Listings of boxed layout items
↓
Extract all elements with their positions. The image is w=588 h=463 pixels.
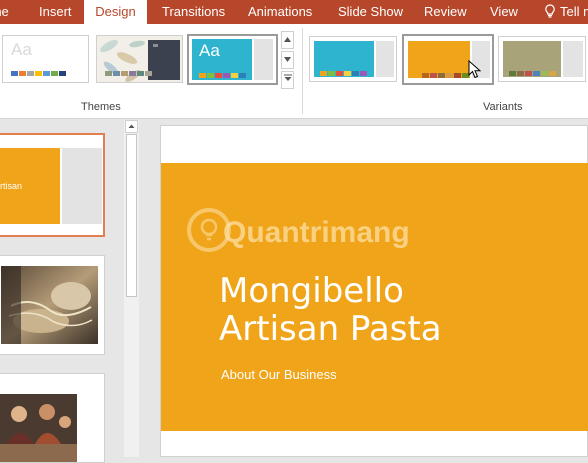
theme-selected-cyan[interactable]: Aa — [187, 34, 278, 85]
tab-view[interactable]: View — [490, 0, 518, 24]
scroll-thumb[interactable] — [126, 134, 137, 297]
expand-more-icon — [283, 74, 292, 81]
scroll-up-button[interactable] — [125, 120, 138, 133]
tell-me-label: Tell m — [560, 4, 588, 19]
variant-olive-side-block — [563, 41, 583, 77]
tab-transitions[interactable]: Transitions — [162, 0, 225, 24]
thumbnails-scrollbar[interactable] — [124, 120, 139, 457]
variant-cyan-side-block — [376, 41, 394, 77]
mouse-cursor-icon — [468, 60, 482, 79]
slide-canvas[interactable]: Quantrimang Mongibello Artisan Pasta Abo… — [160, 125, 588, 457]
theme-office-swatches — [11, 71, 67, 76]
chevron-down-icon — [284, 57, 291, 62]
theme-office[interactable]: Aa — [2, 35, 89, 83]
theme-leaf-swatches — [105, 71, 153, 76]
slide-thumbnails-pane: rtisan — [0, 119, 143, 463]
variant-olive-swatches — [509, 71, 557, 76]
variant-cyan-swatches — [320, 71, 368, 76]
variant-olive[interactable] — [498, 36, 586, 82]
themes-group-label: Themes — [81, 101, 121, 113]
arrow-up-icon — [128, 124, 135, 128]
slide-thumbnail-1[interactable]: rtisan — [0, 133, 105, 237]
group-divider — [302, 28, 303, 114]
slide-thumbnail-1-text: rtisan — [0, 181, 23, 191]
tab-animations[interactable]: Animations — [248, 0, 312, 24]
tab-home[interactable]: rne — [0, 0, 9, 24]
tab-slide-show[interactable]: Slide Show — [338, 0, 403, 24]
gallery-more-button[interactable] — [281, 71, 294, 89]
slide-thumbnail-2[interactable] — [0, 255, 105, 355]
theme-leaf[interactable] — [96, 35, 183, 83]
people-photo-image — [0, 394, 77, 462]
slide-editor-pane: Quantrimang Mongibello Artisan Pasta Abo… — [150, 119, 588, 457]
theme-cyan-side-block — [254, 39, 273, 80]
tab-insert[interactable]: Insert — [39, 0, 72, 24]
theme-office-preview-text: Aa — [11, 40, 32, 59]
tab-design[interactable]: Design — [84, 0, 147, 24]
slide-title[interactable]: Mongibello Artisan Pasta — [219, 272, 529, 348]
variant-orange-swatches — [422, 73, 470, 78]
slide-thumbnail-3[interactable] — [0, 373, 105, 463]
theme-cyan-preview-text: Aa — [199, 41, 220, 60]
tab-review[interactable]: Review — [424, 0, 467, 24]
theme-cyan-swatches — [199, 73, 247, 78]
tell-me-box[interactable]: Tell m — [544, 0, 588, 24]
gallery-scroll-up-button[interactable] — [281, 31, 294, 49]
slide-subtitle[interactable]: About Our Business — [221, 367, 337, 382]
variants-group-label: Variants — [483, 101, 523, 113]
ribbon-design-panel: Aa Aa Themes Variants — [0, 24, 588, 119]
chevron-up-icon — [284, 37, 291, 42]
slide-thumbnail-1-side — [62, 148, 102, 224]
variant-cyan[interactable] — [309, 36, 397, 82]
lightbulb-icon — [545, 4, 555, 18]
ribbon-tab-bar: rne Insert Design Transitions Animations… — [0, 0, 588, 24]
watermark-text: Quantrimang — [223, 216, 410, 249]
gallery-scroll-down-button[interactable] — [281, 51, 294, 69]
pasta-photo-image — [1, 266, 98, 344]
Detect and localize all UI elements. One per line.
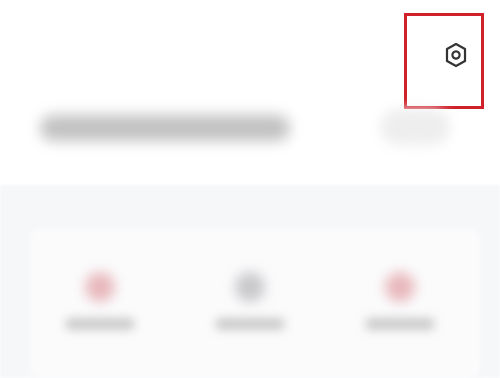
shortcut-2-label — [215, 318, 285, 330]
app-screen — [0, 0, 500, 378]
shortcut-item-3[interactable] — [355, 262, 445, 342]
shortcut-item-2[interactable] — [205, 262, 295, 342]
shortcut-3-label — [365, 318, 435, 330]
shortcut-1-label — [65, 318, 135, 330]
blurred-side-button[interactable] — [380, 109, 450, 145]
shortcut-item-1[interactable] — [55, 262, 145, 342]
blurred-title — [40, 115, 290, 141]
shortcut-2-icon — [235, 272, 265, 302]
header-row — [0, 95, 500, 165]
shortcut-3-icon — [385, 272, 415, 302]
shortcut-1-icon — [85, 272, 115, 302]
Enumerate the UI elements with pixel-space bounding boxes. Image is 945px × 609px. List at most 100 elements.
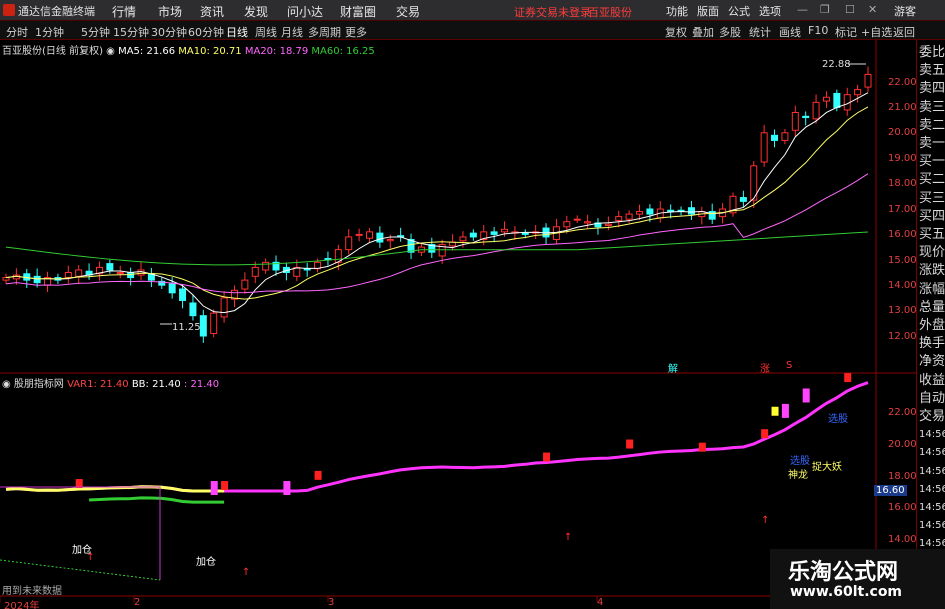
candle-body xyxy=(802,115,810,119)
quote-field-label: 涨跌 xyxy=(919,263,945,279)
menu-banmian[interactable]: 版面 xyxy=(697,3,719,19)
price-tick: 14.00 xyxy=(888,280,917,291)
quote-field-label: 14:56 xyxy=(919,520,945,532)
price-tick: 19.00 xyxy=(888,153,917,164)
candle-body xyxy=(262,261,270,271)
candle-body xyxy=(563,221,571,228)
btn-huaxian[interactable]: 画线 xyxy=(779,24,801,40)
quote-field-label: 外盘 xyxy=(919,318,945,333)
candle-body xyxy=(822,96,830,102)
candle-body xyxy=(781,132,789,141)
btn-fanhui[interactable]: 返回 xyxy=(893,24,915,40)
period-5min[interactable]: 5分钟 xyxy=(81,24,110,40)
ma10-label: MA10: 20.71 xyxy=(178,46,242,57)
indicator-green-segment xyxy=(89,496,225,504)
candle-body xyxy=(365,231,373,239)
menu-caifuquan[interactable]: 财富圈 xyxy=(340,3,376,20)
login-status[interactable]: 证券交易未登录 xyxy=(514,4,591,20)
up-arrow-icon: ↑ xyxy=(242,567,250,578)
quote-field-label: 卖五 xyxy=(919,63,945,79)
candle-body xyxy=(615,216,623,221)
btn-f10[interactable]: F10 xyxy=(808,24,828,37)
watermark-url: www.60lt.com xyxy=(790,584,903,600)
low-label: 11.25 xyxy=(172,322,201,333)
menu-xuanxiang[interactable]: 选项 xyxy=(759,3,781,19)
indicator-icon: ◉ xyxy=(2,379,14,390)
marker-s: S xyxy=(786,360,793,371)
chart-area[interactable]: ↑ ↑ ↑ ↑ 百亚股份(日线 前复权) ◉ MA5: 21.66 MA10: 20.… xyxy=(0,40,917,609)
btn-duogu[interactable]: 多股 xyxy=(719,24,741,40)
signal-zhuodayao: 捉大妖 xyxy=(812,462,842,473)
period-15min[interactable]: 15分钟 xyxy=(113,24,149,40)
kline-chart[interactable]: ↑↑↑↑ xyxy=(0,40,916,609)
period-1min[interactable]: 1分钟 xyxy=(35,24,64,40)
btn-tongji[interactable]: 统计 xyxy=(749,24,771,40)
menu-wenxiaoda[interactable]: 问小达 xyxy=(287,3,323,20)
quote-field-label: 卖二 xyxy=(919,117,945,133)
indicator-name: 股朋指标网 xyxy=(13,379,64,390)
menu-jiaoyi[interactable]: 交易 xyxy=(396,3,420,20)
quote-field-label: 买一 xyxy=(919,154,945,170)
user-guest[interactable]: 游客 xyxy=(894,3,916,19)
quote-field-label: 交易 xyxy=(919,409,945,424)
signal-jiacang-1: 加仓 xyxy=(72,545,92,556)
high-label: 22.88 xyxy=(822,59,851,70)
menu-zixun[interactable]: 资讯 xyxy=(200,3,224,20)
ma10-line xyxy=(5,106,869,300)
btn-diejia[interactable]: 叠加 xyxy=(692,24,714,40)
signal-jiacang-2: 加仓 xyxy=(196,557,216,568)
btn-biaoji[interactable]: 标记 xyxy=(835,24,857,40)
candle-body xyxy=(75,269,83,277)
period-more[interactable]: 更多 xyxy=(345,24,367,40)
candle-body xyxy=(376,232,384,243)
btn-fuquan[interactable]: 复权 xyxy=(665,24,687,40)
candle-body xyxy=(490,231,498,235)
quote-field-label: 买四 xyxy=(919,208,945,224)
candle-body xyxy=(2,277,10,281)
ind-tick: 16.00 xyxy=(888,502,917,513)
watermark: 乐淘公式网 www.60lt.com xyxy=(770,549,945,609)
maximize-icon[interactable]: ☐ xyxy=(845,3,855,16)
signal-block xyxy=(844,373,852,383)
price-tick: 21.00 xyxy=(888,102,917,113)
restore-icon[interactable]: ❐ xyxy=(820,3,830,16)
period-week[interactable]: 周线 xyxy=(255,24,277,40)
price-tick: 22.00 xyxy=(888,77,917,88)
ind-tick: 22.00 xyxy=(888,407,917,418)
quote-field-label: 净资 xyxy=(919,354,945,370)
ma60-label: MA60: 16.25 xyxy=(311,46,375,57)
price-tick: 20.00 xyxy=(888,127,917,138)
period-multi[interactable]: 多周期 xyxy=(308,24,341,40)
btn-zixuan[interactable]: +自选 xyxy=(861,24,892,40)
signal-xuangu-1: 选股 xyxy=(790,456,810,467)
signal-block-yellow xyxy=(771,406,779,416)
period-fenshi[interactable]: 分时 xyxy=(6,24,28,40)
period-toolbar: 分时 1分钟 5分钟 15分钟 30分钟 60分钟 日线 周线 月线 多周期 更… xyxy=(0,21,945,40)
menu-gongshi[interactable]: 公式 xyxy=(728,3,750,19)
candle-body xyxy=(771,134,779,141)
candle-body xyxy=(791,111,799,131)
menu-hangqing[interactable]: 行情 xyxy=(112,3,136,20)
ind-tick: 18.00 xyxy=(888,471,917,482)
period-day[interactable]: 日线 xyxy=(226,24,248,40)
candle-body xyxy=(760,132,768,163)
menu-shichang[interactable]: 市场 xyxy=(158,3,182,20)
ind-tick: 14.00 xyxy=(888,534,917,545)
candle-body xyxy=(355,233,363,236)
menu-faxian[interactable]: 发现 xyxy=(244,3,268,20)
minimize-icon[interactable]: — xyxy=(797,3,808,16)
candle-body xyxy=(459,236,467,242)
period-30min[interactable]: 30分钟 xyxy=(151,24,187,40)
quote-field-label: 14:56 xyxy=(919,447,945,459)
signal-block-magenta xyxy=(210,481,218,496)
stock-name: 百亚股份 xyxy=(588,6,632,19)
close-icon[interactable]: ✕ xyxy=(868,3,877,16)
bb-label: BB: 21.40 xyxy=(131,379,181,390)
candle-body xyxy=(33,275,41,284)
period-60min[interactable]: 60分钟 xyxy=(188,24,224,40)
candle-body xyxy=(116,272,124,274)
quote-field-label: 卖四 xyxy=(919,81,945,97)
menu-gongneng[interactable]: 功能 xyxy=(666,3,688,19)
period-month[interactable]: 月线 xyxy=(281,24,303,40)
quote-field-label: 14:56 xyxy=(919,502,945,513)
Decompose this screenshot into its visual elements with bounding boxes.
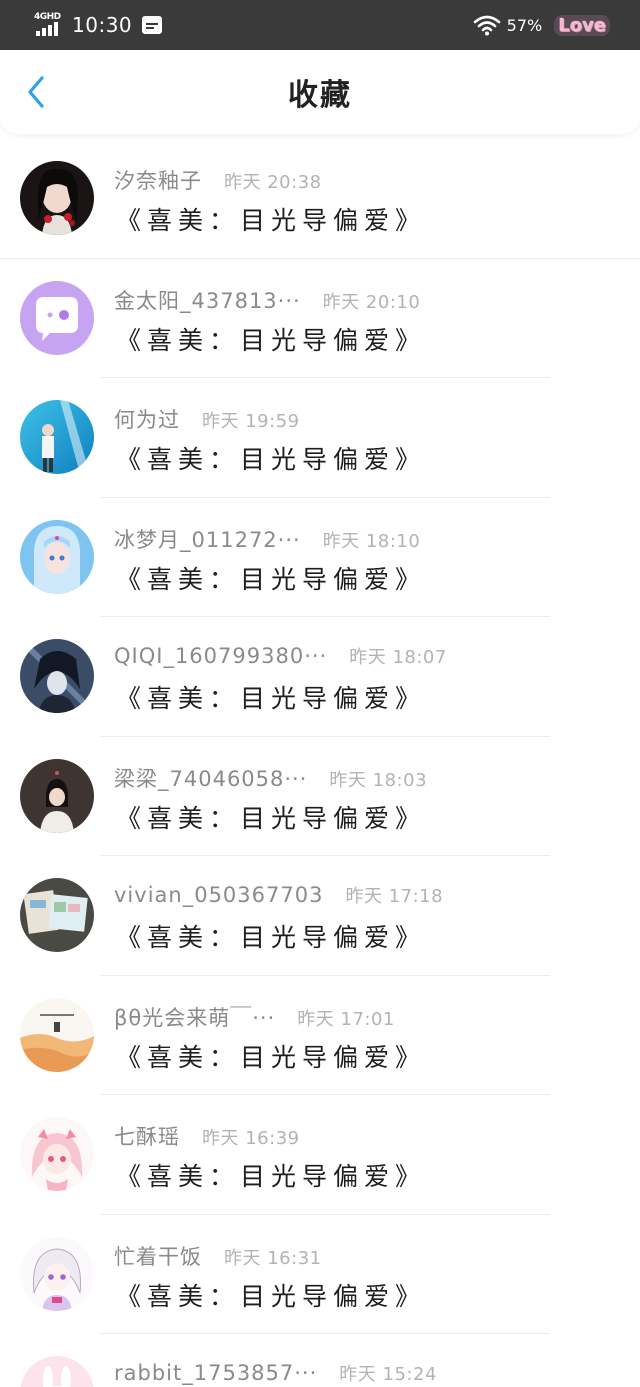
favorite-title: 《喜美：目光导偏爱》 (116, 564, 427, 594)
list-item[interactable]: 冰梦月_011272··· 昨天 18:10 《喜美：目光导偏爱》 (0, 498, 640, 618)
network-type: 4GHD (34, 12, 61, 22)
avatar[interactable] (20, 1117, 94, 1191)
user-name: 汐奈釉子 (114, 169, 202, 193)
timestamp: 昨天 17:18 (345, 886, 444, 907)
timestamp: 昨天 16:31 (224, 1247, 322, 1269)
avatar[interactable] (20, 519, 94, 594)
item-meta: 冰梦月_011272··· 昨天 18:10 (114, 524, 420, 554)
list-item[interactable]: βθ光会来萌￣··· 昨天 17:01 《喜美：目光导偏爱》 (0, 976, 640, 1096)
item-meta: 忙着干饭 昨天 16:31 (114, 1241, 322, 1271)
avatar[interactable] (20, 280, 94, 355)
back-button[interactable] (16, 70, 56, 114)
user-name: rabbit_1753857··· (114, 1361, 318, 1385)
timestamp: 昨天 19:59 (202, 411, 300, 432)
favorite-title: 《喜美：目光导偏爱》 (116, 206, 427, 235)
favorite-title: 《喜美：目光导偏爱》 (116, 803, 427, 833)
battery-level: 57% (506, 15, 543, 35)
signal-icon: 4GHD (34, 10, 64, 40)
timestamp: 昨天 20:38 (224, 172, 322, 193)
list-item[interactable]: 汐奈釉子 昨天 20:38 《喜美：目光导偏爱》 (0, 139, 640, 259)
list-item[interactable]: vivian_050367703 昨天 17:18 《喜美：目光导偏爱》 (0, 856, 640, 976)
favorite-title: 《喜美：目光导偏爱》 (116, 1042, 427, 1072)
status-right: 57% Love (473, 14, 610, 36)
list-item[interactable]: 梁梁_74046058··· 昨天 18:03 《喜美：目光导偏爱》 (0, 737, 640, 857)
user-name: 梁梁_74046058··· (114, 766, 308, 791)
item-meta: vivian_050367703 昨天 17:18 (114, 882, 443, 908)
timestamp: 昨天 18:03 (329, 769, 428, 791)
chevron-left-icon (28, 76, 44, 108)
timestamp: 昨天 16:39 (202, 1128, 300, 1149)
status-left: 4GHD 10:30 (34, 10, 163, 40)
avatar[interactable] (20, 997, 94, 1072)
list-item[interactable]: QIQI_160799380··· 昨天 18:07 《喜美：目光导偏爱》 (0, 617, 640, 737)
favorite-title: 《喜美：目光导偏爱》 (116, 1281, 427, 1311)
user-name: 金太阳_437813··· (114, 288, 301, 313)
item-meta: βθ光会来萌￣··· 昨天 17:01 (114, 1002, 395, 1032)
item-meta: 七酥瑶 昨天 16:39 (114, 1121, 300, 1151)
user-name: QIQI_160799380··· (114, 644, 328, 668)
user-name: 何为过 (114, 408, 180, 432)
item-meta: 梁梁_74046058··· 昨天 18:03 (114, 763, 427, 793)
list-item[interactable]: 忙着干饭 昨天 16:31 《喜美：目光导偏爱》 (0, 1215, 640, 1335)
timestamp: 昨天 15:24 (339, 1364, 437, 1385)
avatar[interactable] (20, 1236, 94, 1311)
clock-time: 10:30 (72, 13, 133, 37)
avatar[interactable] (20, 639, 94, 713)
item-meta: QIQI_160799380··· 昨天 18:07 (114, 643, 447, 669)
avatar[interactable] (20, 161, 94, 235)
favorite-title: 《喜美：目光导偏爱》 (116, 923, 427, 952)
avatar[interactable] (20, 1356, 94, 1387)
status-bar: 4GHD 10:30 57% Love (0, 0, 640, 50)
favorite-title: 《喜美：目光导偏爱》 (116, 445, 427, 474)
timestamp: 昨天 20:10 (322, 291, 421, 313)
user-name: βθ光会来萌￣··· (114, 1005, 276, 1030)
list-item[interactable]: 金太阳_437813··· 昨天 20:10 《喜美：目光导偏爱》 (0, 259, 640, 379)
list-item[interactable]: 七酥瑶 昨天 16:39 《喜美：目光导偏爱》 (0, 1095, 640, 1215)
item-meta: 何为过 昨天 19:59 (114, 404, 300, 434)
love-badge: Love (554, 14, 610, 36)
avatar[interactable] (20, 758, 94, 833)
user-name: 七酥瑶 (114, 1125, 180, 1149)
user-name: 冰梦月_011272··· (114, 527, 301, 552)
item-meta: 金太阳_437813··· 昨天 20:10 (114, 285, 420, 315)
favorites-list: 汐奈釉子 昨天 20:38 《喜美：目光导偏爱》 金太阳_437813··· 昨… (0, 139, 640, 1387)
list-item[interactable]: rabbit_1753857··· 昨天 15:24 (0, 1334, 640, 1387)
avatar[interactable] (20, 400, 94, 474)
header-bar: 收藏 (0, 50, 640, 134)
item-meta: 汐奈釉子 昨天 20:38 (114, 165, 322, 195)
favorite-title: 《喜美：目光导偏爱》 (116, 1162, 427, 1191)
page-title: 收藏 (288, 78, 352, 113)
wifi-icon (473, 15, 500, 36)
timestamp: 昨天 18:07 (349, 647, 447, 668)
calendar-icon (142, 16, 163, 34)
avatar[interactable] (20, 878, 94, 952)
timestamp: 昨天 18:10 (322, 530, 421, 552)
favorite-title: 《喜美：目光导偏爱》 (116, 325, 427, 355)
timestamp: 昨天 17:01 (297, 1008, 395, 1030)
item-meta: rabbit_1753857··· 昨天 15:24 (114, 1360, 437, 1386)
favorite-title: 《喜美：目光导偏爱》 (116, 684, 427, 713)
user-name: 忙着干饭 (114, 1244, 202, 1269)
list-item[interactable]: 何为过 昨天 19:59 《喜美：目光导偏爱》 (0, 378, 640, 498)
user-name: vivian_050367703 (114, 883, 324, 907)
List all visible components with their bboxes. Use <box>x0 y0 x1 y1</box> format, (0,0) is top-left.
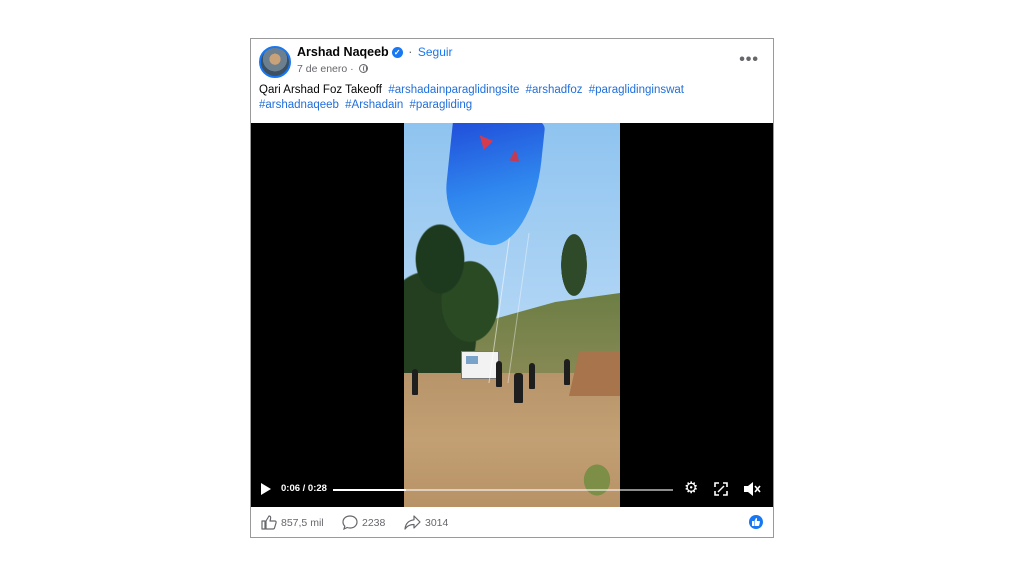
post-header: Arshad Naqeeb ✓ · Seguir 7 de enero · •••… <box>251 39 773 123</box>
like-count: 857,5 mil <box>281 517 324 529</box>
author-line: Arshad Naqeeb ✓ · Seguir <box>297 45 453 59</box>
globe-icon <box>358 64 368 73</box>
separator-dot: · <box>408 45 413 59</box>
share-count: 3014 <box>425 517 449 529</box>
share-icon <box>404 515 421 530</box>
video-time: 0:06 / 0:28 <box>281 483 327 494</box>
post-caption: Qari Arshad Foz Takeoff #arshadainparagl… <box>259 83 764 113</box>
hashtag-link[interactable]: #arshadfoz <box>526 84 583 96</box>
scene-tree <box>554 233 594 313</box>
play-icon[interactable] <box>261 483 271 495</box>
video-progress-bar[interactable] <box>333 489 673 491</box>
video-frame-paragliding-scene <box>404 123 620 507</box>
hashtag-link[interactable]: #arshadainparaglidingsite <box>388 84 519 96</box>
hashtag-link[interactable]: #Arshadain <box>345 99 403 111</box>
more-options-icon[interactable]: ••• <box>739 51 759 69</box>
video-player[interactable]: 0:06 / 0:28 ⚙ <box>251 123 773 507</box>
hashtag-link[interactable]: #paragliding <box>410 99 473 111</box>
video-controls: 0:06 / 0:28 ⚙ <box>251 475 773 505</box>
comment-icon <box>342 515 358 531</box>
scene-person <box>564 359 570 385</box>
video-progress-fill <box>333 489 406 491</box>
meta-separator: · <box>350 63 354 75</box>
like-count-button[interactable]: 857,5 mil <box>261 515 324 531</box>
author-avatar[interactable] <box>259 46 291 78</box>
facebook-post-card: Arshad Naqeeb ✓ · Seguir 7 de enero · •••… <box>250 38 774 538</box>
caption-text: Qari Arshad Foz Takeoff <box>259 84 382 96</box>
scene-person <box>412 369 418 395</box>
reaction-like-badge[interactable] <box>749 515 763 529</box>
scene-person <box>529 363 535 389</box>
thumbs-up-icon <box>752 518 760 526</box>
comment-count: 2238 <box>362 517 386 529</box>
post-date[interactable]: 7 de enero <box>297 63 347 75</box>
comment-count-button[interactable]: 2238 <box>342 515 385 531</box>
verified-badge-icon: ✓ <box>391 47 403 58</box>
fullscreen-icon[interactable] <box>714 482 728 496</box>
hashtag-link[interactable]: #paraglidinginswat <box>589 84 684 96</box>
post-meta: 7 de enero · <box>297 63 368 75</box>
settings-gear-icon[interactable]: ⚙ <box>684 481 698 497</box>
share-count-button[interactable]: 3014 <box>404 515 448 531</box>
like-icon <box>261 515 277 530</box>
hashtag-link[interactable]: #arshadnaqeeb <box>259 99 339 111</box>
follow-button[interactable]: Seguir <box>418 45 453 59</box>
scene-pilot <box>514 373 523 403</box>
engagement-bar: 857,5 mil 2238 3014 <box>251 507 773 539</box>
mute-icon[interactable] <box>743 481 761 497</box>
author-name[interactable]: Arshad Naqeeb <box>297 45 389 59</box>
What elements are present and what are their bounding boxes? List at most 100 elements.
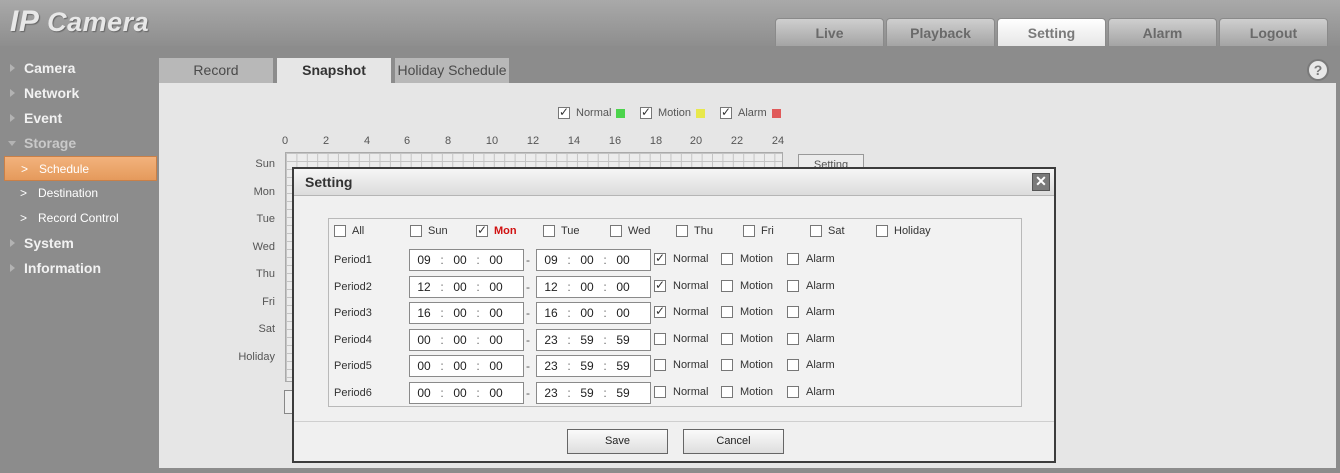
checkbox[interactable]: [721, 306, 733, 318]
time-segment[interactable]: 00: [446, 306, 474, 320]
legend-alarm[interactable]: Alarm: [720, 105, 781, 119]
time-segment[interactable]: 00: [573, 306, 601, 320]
↑
EXERCISE INSTRUCTIONS
Reproduce the listing lines verbatim, beginning at the line containing "candle-body xyxy=(802,115,810,119)" and ending after the line containing "marker-s: S xyxy=(786,360,793,371)".

FINISHED TASK
candle-body xyxy=(802,115,810,119)
quote-field-label: 涨跌 xyxy=(919,263,945,279)
menu-banmian[interactable]: 版面 xyxy=(697,3,719,19)
price-tick: 14.00 xyxy=(888,280,917,291)
quote-field-label: 14:56 xyxy=(919,520,945,532)
price-tick: 19.00 xyxy=(888,153,917,164)
candle-body xyxy=(262,261,270,271)
candle-body xyxy=(563,221,571,228)
btn-huaxian[interactable]: 画线 xyxy=(779,24,801,40)
quote-field-label: 外盘 xyxy=(919,318,945,333)
candle-body xyxy=(822,96,830,102)
candle-body xyxy=(781,132,789,141)
btn-fanhui[interactable]: 返回 xyxy=(893,24,915,40)
period-5min[interactable]: 5分钟 xyxy=(81,24,110,40)
ma10-label: MA10: 20.71 xyxy=(178,46,242,57)
indicator-green-segment xyxy=(89,496,225,504)
candle-body xyxy=(365,231,373,239)
menu-caifuquan[interactable]: 财富圈 xyxy=(340,3,376,20)
login-status[interactable]: 证券交易未登录 xyxy=(514,4,591,20)
up-arrow-icon: ↑ xyxy=(242,567,250,578)
quote-field-label: 卖五 xyxy=(919,63,945,79)
candle-body xyxy=(615,216,623,221)
btn-f10[interactable]: F10 xyxy=(808,24,828,37)
watermark-url: www.60lt.com xyxy=(790,584,903,600)
low-label: 11.25 xyxy=(172,322,201,333)
menu-xuanxiang[interactable]: 选项 xyxy=(759,3,781,19)
indicator-icon: ◉ xyxy=(2,379,14,390)
marker-s: S xyxy=(786,360,793,371)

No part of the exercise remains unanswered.